── Entries shown

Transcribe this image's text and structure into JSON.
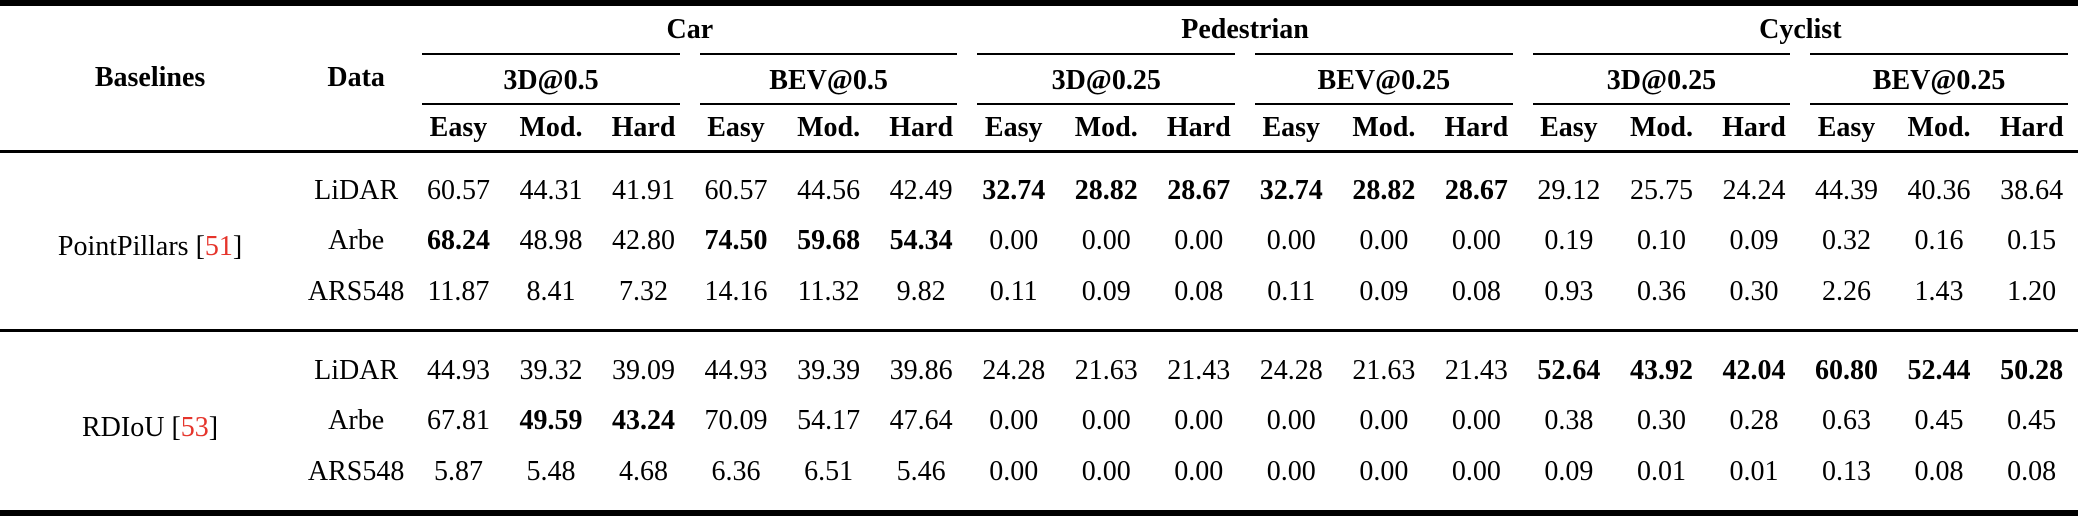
{
  "table": {
    "colors": {
      "citation": "#e5342b",
      "text": "#000000",
      "background": "#ffffff",
      "rule": "#000000"
    },
    "citation_brackets": {
      "open": "[",
      "close": "]"
    },
    "header": {
      "baselines": "Baselines",
      "data": "Data",
      "categories": [
        {
          "label": "Car",
          "metrics": [
            "3D@0.5",
            "BEV@0.5"
          ]
        },
        {
          "label": "Pedestrian",
          "metrics": [
            "3D@0.25",
            "BEV@0.25"
          ]
        },
        {
          "label": "Cyclist",
          "metrics": [
            "3D@0.25",
            "BEV@0.25"
          ]
        }
      ],
      "difficulty": [
        "Easy",
        "Mod.",
        "Hard"
      ]
    },
    "groups": [
      {
        "baseline": {
          "name": "PointPillars",
          "cite": "51"
        },
        "rows": [
          {
            "data": "LiDAR",
            "values": [
              "60.57",
              "44.31",
              "41.91",
              "60.57",
              "44.56",
              "42.49",
              "32.74",
              "28.82",
              "28.67",
              "32.74",
              "28.82",
              "28.67",
              "29.12",
              "25.75",
              "24.24",
              "44.39",
              "40.36",
              "38.64"
            ],
            "bold": [
              6,
              7,
              8,
              9,
              10,
              11
            ]
          },
          {
            "data": "Arbe",
            "values": [
              "68.24",
              "48.98",
              "42.80",
              "74.50",
              "59.68",
              "54.34",
              "0.00",
              "0.00",
              "0.00",
              "0.00",
              "0.00",
              "0.00",
              "0.19",
              "0.10",
              "0.09",
              "0.32",
              "0.16",
              "0.15"
            ],
            "bold": [
              0,
              3,
              4,
              5
            ]
          },
          {
            "data": "ARS548",
            "values": [
              "11.87",
              "8.41",
              "7.32",
              "14.16",
              "11.32",
              "9.82",
              "0.11",
              "0.09",
              "0.08",
              "0.11",
              "0.09",
              "0.08",
              "0.93",
              "0.36",
              "0.30",
              "2.26",
              "1.43",
              "1.20"
            ],
            "bold": []
          }
        ]
      },
      {
        "baseline": {
          "name": "RDIoU",
          "cite": "53"
        },
        "rows": [
          {
            "data": "LiDAR",
            "values": [
              "44.93",
              "39.32",
              "39.09",
              "44.93",
              "39.39",
              "39.86",
              "24.28",
              "21.63",
              "21.43",
              "24.28",
              "21.63",
              "21.43",
              "52.64",
              "43.92",
              "42.04",
              "60.80",
              "52.44",
              "50.28"
            ],
            "bold": [
              12,
              13,
              14,
              15,
              16,
              17
            ]
          },
          {
            "data": "Arbe",
            "values": [
              "67.81",
              "49.59",
              "43.24",
              "70.09",
              "54.17",
              "47.64",
              "0.00",
              "0.00",
              "0.00",
              "0.00",
              "0.00",
              "0.00",
              "0.38",
              "0.30",
              "0.28",
              "0.63",
              "0.45",
              "0.45"
            ],
            "bold": [
              1,
              2
            ]
          },
          {
            "data": "ARS548",
            "values": [
              "5.87",
              "5.48",
              "4.68",
              "6.36",
              "6.51",
              "5.46",
              "0.00",
              "0.00",
              "0.00",
              "0.00",
              "0.00",
              "0.00",
              "0.09",
              "0.01",
              "0.01",
              "0.13",
              "0.08",
              "0.08"
            ],
            "bold": []
          }
        ]
      }
    ]
  }
}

────

**The request:**
Print all of the records shown above exactly, leaving out each picture.

**Result:**
Transcribe this image's text and structure into JSON.
{
  "table": {
    "colors": {
      "citation": "#e5342b",
      "text": "#000000",
      "background": "#ffffff",
      "rule": "#000000"
    },
    "citation_brackets": {
      "open": "[",
      "close": "]"
    },
    "header": {
      "baselines": "Baselines",
      "data": "Data",
      "categories": [
        {
          "label": "Car",
          "metrics": [
            "3D@0.5",
            "BEV@0.5"
          ]
        },
        {
          "label": "Pedestrian",
          "metrics": [
            "3D@0.25",
            "BEV@0.25"
          ]
        },
        {
          "label": "Cyclist",
          "metrics": [
            "3D@0.25",
            "BEV@0.25"
          ]
        }
      ],
      "difficulty": [
        "Easy",
        "Mod.",
        "Hard"
      ]
    },
    "groups": [
      {
        "baseline": {
          "name": "PointPillars",
          "cite": "51"
        },
        "rows": [
          {
            "data": "LiDAR",
            "values": [
              "60.57",
              "44.31",
              "41.91",
              "60.57",
              "44.56",
              "42.49",
              "32.74",
              "28.82",
              "28.67",
              "32.74",
              "28.82",
              "28.67",
              "29.12",
              "25.75",
              "24.24",
              "44.39",
              "40.36",
              "38.64"
            ],
            "bold": [
              6,
              7,
              8,
              9,
              10,
              11
            ]
          },
          {
            "data": "Arbe",
            "values": [
              "68.24",
              "48.98",
              "42.80",
              "74.50",
              "59.68",
              "54.34",
              "0.00",
              "0.00",
              "0.00",
              "0.00",
              "0.00",
              "0.00",
              "0.19",
              "0.10",
              "0.09",
              "0.32",
              "0.16",
              "0.15"
            ],
            "bold": [
              0,
              3,
              4,
              5
            ]
          },
          {
            "data": "ARS548",
            "values": [
              "11.87",
              "8.41",
              "7.32",
              "14.16",
              "11.32",
              "9.82",
              "0.11",
              "0.09",
              "0.08",
              "0.11",
              "0.09",
              "0.08",
              "0.93",
              "0.36",
              "0.30",
              "2.26",
              "1.43",
              "1.20"
            ],
            "bold": []
          }
        ]
      },
      {
        "baseline": {
          "name": "RDIoU",
          "cite": "53"
        },
        "rows": [
          {
            "data": "LiDAR",
            "values": [
              "44.93",
              "39.32",
              "39.09",
              "44.93",
              "39.39",
              "39.86",
              "24.28",
              "21.63",
              "21.43",
              "24.28",
              "21.63",
              "21.43",
              "52.64",
              "43.92",
              "42.04",
              "60.80",
              "52.44",
              "50.28"
            ],
            "bold": [
              12,
              13,
              14,
              15,
              16,
              17
            ]
          },
          {
            "data": "Arbe",
            "values": [
              "67.81",
              "49.59",
              "43.24",
              "70.09",
              "54.17",
              "47.64",
              "0.00",
              "0.00",
              "0.00",
              "0.00",
              "0.00",
              "0.00",
              "0.38",
              "0.30",
              "0.28",
              "0.63",
              "0.45",
              "0.45"
            ],
            "bold": [
              1,
              2
            ]
          },
          {
            "data": "ARS548",
            "values": [
              "5.87",
              "5.48",
              "4.68",
              "6.36",
              "6.51",
              "5.46",
              "0.00",
              "0.00",
              "0.00",
              "0.00",
              "0.00",
              "0.00",
              "0.09",
              "0.01",
              "0.01",
              "0.13",
              "0.08",
              "0.08"
            ],
            "bold": []
          }
        ]
      }
    ]
  }
}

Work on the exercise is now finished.